# Qué hacer:
Reproduce sin ningún cambio el tramo del texto sobre Aliocha Coll que va desde «La resurrección de» hasta «triunfó: Aliocha Coll.».

# Fragmento proporcionado:
= = = = = = =

La resurrección de Aliocha Coll.

El pasado 21 de marzo saltó la noticia de que la agente Carmen Balcells entregaba al Instituto Cervantes el legado del único de sus autores que no triunfó: Aliocha Coll.

A la manera de ciertos autores cuya literatura parece haber sido menos importante que la influencia que ejercieron en otros, Aliocha Coll posee una existencia subterránea y otra visible. La primera concierne a su propios libros: Vitam venturi saeculi (1982), Títeres, una obra de teatro para niños escrita con su mujer (1984); Atila (1991), El hilo de seda (1992) y el volumen de poesía Imaginarias (1999), así como una traducción de cuatro textos de Christopher Marlowe en versos endecasílabos (1984). La segunda es igualmente fantasmal y está limitada a su aparición en algunos artículos de Javier Marías para la prensa, en sus cuentos «El médico nocturno» (donde aparece con el nombre de «doctor Noguera») y «Todo mal vuelve» (donde lo hace con el de Xavier Comella) y en su novela Negra espalda del tiempo (1998); también, a su pertenencia a un club de escritores excéntricos y trágicos que Vicente Molina Foix denominó en una ocasión «una potente línea de sombra de la literatura española» que sería su reverso desafortunado y maldito. A esa literatura Aliocha Coll ha incorporado la novedad de una obra que parece surgida de la misma fuente que dio el Finnegans Wake de James Joyce y los textos de Samuel Beckett y Guillermo Cabrera Infante, pero que avanza desde esa posición de desapego y desconfianza acerca de las potencias de la literatura hacia la de la notable soledad del artista que debe desarrollar su tarea a ciegas y sin interlocutores.

= = = = = = =

# Datos de entrada:
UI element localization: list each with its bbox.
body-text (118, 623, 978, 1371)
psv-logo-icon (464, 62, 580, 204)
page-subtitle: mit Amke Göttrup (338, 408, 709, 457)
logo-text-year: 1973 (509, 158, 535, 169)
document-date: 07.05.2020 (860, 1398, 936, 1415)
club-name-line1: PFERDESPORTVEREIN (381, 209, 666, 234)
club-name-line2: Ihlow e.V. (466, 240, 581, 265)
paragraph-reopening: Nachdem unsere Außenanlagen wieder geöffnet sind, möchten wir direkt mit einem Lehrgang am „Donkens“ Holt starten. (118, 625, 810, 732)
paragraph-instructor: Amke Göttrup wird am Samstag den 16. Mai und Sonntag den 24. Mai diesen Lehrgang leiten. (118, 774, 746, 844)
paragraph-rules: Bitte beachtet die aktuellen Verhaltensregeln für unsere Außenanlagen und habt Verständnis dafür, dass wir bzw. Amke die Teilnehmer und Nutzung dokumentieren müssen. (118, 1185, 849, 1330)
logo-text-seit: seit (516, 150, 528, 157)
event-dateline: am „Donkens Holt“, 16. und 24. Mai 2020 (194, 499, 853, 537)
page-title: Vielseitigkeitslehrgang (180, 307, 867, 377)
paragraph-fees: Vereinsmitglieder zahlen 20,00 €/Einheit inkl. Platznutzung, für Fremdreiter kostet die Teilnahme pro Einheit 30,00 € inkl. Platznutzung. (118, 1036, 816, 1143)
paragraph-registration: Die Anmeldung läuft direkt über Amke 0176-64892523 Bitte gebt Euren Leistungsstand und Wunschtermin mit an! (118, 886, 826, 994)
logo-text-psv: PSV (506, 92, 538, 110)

= = = = = = =

# Respuesta:
La resurrección de Aliocha Coll.

El pasado 21 de marzo saltó la noticia de que la agente Carmen Balcells entregaba al Instituto Cervantes el legado del único de sus autores que no triunfó: Aliocha Coll.